--- START OF Given records ---

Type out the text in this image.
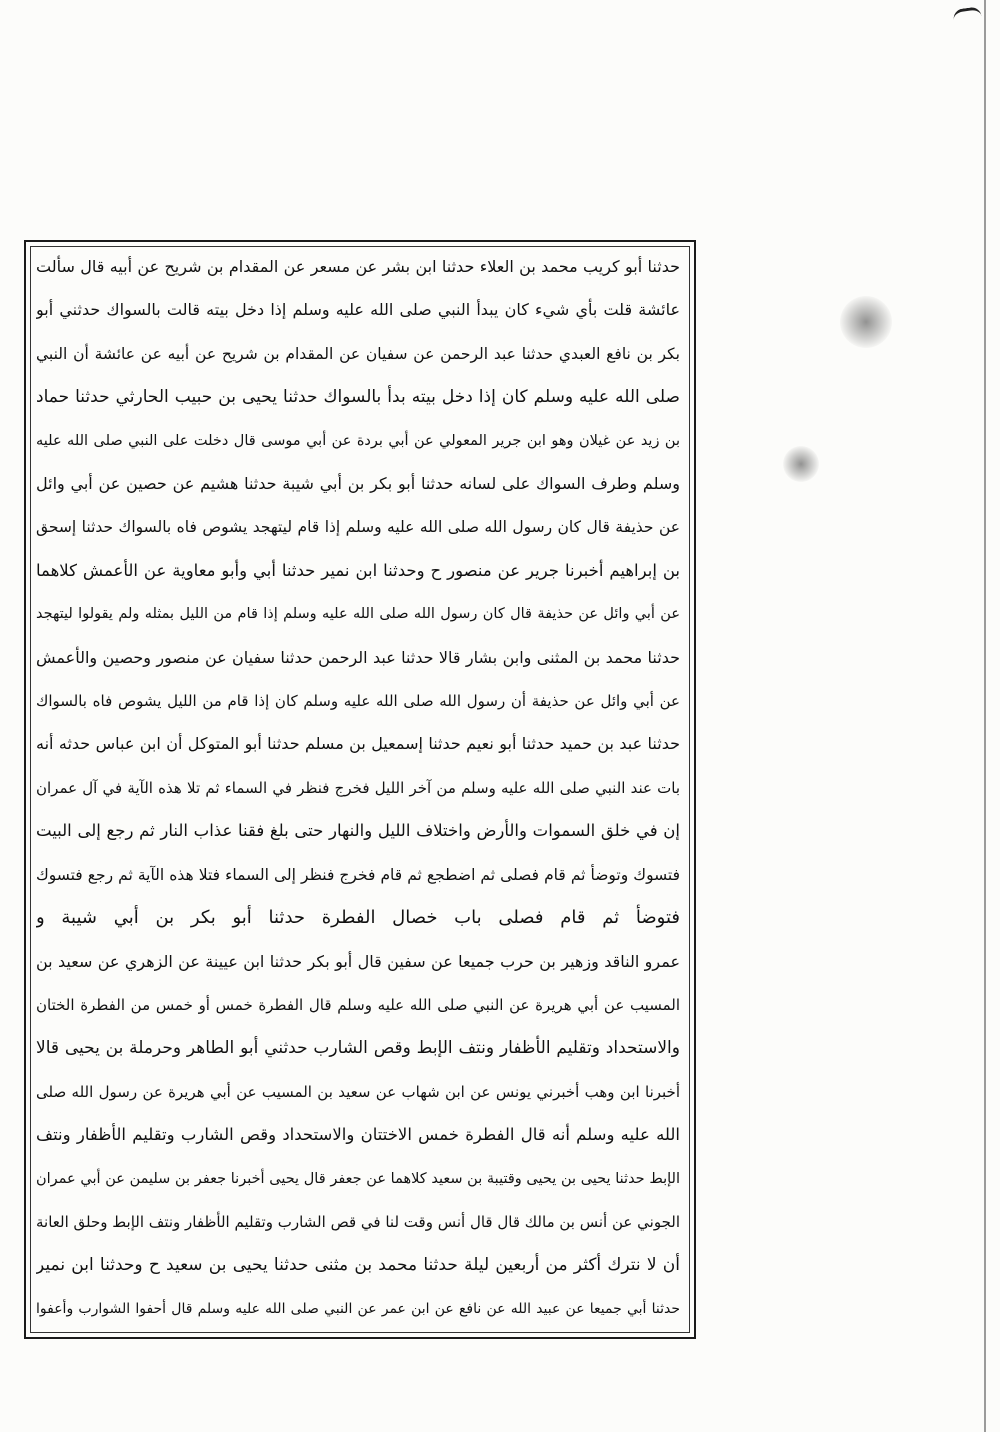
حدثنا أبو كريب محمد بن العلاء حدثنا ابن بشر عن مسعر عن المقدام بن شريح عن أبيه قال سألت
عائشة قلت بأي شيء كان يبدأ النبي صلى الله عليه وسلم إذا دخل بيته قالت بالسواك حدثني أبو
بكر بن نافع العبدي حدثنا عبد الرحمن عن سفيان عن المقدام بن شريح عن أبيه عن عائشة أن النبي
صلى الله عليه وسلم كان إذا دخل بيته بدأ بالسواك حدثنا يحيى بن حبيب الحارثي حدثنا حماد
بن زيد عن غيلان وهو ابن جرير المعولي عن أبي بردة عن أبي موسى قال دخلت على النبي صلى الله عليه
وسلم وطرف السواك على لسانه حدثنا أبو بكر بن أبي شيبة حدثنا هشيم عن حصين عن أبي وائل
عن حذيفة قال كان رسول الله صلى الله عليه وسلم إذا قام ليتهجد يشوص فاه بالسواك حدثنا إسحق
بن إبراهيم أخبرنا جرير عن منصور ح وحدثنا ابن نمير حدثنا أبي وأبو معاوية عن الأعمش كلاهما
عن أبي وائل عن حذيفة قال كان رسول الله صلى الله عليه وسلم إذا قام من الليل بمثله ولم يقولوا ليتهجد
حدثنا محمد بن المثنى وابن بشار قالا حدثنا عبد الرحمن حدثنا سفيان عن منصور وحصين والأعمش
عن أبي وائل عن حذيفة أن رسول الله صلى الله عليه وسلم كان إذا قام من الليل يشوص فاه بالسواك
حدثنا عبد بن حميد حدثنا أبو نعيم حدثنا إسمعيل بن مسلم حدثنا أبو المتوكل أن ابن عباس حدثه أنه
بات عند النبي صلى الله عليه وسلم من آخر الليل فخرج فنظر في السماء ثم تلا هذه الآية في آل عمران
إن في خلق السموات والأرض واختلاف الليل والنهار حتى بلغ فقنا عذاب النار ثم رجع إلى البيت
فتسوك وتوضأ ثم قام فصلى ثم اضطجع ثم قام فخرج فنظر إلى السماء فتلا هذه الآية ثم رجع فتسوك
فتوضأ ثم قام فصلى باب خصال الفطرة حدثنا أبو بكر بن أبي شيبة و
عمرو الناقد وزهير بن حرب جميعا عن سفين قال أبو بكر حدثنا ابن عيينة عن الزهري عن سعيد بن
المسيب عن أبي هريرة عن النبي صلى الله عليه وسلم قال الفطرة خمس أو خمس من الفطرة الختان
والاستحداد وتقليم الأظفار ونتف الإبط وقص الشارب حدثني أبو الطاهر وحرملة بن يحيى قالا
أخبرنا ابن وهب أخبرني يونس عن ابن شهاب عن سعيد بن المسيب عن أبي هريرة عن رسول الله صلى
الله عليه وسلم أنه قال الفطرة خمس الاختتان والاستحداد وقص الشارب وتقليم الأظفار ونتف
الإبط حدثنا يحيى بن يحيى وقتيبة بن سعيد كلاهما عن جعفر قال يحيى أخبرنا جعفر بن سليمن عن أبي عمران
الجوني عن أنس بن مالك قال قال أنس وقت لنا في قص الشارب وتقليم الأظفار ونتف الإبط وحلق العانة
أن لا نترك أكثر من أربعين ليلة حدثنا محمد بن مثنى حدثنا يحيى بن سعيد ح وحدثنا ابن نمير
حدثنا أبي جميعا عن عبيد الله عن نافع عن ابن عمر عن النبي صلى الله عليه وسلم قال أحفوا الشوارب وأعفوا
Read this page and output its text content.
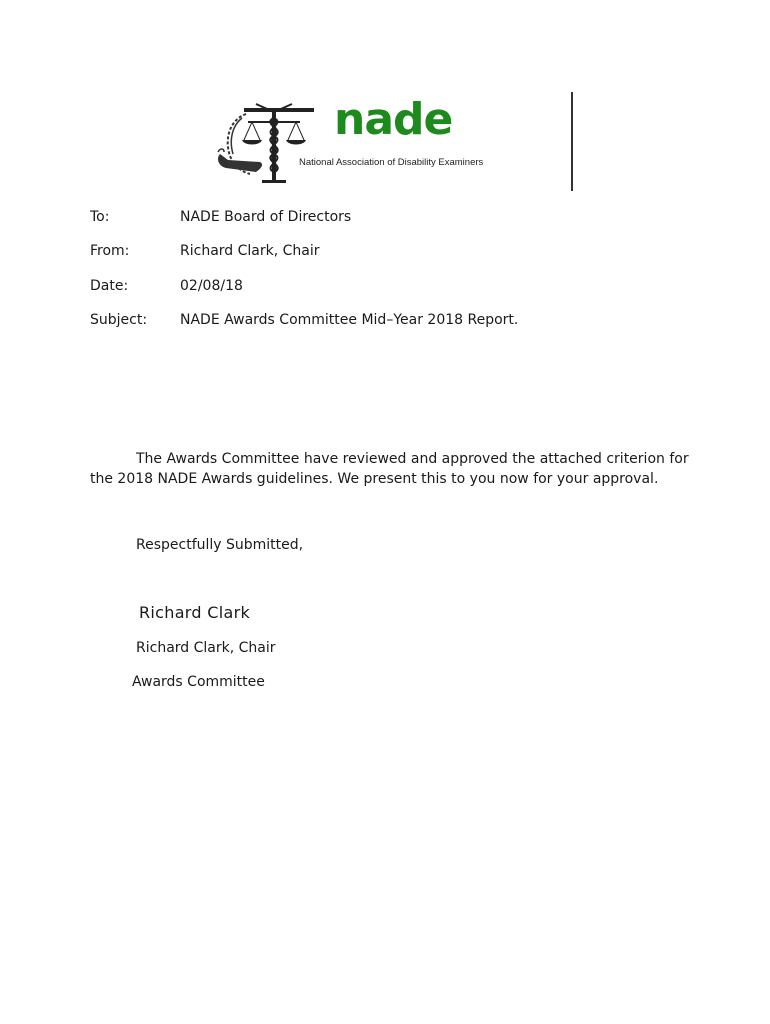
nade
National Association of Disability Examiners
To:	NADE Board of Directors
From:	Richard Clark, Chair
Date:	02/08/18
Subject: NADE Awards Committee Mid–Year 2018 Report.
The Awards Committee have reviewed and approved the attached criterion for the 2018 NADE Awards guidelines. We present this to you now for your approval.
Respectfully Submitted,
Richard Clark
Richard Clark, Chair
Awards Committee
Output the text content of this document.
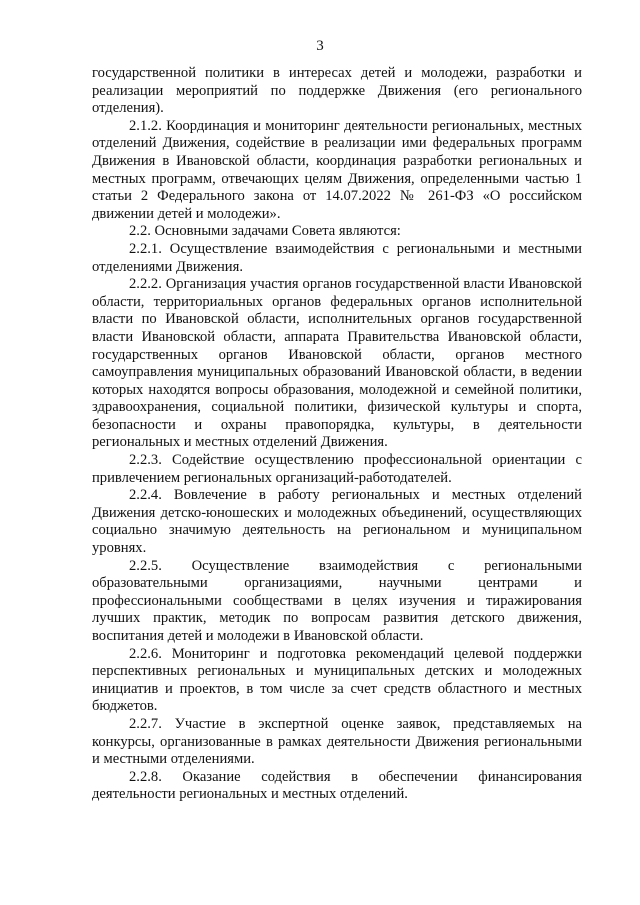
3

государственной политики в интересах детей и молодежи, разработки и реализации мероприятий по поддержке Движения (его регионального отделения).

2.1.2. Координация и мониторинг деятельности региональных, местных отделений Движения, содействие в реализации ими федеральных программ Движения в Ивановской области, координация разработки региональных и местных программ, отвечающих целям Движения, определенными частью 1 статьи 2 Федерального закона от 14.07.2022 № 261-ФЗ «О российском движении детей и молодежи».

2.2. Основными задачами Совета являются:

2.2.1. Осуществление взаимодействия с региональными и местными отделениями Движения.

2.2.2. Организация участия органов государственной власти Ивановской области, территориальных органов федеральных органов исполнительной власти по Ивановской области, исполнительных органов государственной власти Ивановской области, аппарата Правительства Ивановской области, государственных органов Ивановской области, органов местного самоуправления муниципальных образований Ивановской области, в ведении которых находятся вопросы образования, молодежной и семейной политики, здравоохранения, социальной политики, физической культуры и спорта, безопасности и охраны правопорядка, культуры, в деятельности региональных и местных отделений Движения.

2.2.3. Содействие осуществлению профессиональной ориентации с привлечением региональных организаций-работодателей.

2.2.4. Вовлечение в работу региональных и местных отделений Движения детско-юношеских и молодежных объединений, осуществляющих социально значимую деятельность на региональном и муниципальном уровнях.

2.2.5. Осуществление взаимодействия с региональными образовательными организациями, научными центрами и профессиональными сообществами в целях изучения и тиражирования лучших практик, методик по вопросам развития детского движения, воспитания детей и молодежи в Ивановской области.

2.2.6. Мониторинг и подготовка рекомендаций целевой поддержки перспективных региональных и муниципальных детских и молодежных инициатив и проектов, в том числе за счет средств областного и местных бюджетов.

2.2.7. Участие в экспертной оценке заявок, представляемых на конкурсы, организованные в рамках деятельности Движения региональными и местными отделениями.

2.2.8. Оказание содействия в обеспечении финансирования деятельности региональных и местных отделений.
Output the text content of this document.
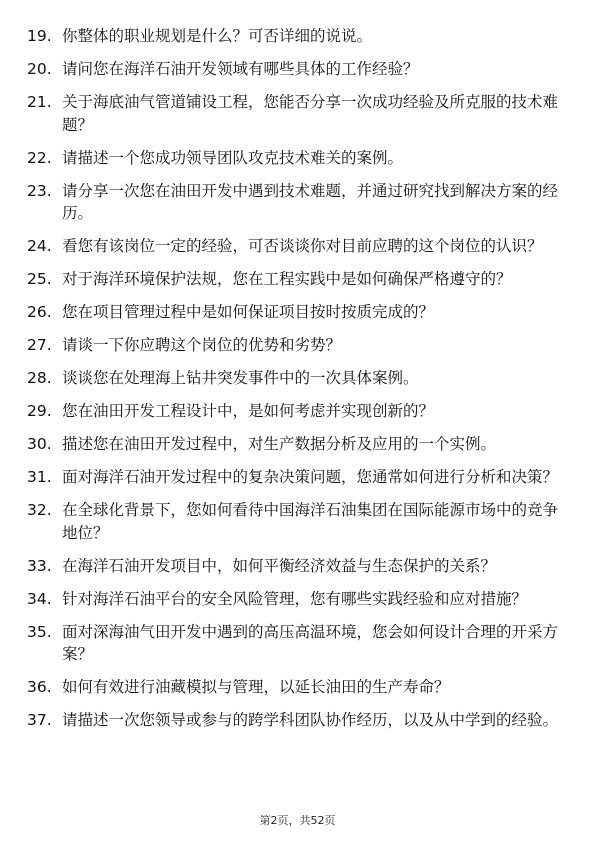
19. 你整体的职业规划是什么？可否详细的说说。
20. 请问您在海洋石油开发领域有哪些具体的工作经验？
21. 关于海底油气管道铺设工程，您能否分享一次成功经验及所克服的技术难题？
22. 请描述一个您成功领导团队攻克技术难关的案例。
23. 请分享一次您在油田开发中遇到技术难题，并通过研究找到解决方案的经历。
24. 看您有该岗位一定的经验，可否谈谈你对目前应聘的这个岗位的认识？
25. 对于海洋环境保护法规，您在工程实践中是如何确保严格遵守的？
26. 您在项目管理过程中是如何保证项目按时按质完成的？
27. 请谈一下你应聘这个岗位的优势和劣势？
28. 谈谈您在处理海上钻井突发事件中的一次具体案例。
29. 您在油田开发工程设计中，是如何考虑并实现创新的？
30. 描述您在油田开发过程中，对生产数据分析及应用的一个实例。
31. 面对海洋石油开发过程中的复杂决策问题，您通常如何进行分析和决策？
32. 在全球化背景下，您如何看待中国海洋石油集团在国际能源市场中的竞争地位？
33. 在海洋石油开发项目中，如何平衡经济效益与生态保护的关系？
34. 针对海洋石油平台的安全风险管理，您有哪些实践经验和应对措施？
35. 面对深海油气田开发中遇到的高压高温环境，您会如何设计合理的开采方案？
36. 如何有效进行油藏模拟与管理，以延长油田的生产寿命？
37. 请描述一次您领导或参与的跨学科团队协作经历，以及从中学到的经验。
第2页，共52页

--- END OF Given records ---

--- Challenge ---
Retype each record exactly as it stands, but do not include the pictures.

--- Task response ---
Type out the text in this image.
حدثنا أبو كريب محمد بن العلاء حدثنا ابن بشر عن مسعر عن المقدام بن شريح عن أبيه قال سألت
عائشة قلت بأي شيء كان يبدأ النبي صلى الله عليه وسلم إذا دخل بيته قالت بالسواك حدثني أبو
بكر بن نافع العبدي حدثنا عبد الرحمن عن سفيان عن المقدام بن شريح عن أبيه عن عائشة أن النبي
صلى الله عليه وسلم كان إذا دخل بيته بدأ بالسواك حدثنا يحيى بن حبيب الحارثي حدثنا حماد
بن زيد عن غيلان وهو ابن جرير المعولي عن أبي بردة عن أبي موسى قال دخلت على النبي صلى الله عليه
وسلم وطرف السواك على لسانه حدثنا أبو بكر بن أبي شيبة حدثنا هشيم عن حصين عن أبي وائل
عن حذيفة قال كان رسول الله صلى الله عليه وسلم إذا قام ليتهجد يشوص فاه بالسواك حدثنا إسحق
بن إبراهيم أخبرنا جرير عن منصور ح وحدثنا ابن نمير حدثنا أبي وأبو معاوية عن الأعمش كلاهما
عن أبي وائل عن حذيفة قال كان رسول الله صلى الله عليه وسلم إذا قام من الليل بمثله ولم يقولوا ليتهجد
حدثنا محمد بن المثنى وابن بشار قالا حدثنا عبد الرحمن حدثنا سفيان عن منصور وحصين والأعمش
عن أبي وائل عن حذيفة أن رسول الله صلى الله عليه وسلم كان إذا قام من الليل يشوص فاه بالسواك
حدثنا عبد بن حميد حدثنا أبو نعيم حدثنا إسمعيل بن مسلم حدثنا أبو المتوكل أن ابن عباس حدثه أنه
بات عند النبي صلى الله عليه وسلم من آخر الليل فخرج فنظر في السماء ثم تلا هذه الآية في آل عمران
إن في خلق السموات والأرض واختلاف الليل والنهار حتى بلغ فقنا عذاب النار ثم رجع إلى البيت
فتسوك وتوضأ ثم قام فصلى ثم اضطجع ثم قام فخرج فنظر إلى السماء فتلا هذه الآية ثم رجع فتسوك
فتوضأ ثم قام فصلى باب خصال الفطرة حدثنا أبو بكر بن أبي شيبة و
عمرو الناقد وزهير بن حرب جميعا عن سفين قال أبو بكر حدثنا ابن عيينة عن الزهري عن سعيد بن
المسيب عن أبي هريرة عن النبي صلى الله عليه وسلم قال الفطرة خمس أو خمس من الفطرة الختان
والاستحداد وتقليم الأظفار ونتف الإبط وقص الشارب حدثني أبو الطاهر وحرملة بن يحيى قالا
أخبرنا ابن وهب أخبرني يونس عن ابن شهاب عن سعيد بن المسيب عن أبي هريرة عن رسول الله صلى
الله عليه وسلم أنه قال الفطرة خمس الاختتان والاستحداد وقص الشارب وتقليم الأظفار ونتف
الإبط حدثنا يحيى بن يحيى وقتيبة بن سعيد كلاهما عن جعفر قال يحيى أخبرنا جعفر بن سليمن عن أبي عمران
الجوني عن أنس بن مالك قال قال أنس وقت لنا في قص الشارب وتقليم الأظفار ونتف الإبط وحلق العانة
أن لا نترك أكثر من أربعين ليلة حدثنا محمد بن مثنى حدثنا يحيى بن سعيد ح وحدثنا ابن نمير
حدثنا أبي جميعا عن عبيد الله عن نافع عن ابن عمر عن النبي صلى الله عليه وسلم قال أحفوا الشوارب وأعفوا
Read this page and output its text content.
nade
National Association of Disability Examiners
To:	NADE Board of Directors
From:	Richard Clark, Chair
Date:	02/08/18
Subject: NADE Awards Committee Mid–Year 2018 Report.
The Awards Committee have reviewed and approved the attached criterion for the 2018 NADE Awards guidelines. We present this to you now for your approval.
Respectfully Submitted,
Richard Clark
Richard Clark, Chair
Awards Committee
Output the text content of this document.
3

государственной политики в интересах детей и молодежи, разработки и реализации мероприятий по поддержке Движения (его регионального отделения).

2.1.2. Координация и мониторинг деятельности региональных, местных отделений Движения, содействие в реализации ими федеральных программ Движения в Ивановской области, координация разработки региональных и местных программ, отвечающих целям Движения, определенными частью 1 статьи 2 Федерального закона от 14.07.2022 № 261-ФЗ «О российском движении детей и молодежи».

2.2. Основными задачами Совета являются:

2.2.1. Осуществление взаимодействия с региональными и местными отделениями Движения.

2.2.2. Организация участия органов государственной власти Ивановской области, территориальных органов федеральных органов исполнительной власти по Ивановской области, исполнительных органов государственной власти Ивановской области, аппарата Правительства Ивановской области, государственных органов Ивановской области, органов местного самоуправления муниципальных образований Ивановской области, в ведении которых находятся вопросы образования, молодежной и семейной политики, здравоохранения, социальной политики, физической культуры и спорта, безопасности и охраны правопорядка, культуры, в деятельности региональных и местных отделений Движения.

2.2.3. Содействие осуществлению профессиональной ориентации с привлечением региональных организаций-работодателей.

2.2.4. Вовлечение в работу региональных и местных отделений Движения детско-юношеских и молодежных объединений, осуществляющих социально значимую деятельность на региональном и муниципальном уровнях.

2.2.5. Осуществление взаимодействия с региональными образовательными организациями, научными центрами и профессиональными сообществами в целях изучения и тиражирования лучших практик, методик по вопросам развития детского движения, воспитания детей и молодежи в Ивановской области.

2.2.6. Мониторинг и подготовка рекомендаций целевой поддержки перспективных региональных и муниципальных детских и молодежных инициатив и проектов, в том числе за счет средств областного и местных бюджетов.

2.2.7. Участие в экспертной оценке заявок, представляемых на конкурсы, организованные в рамках деятельности Движения региональными и местными отделениями.

2.2.8. Оказание содействия в обеспечении финансирования деятельности региональных и местных отделений.
Output the text content of this document.
19. 你整体的职业规划是什么？可否详细的说说。
20. 请问您在海洋石油开发领域有哪些具体的工作经验？
21. 关于海底油气管道铺设工程，您能否分享一次成功经验及所克服的技术难题？
22. 请描述一个您成功领导团队攻克技术难关的案例。
23. 请分享一次您在油田开发中遇到技术难题，并通过研究找到解决方案的经历。
24. 看您有该岗位一定的经验，可否谈谈你对目前应聘的这个岗位的认识？
25. 对于海洋环境保护法规，您在工程实践中是如何确保严格遵守的？
26. 您在项目管理过程中是如何保证项目按时按质完成的？
27. 请谈一下你应聘这个岗位的优势和劣势？
28. 谈谈您在处理海上钻井突发事件中的一次具体案例。
29. 您在油田开发工程设计中，是如何考虑并实现创新的？
30. 描述您在油田开发过程中，对生产数据分析及应用的一个实例。
31. 面对海洋石油开发过程中的复杂决策问题，您通常如何进行分析和决策？
32. 在全球化背景下，您如何看待中国海洋石油集团在国际能源市场中的竞争地位？
33. 在海洋石油开发项目中，如何平衡经济效益与生态保护的关系？
34. 针对海洋石油平台的安全风险管理，您有哪些实践经验和应对措施？
35. 面对深海油气田开发中遇到的高压高温环境，您会如何设计合理的开采方案？
36. 如何有效进行油藏模拟与管理，以延长油田的生产寿命？
37. 请描述一次您领导或参与的跨学科团队协作经历，以及从中学到的经验。
第2页，共52页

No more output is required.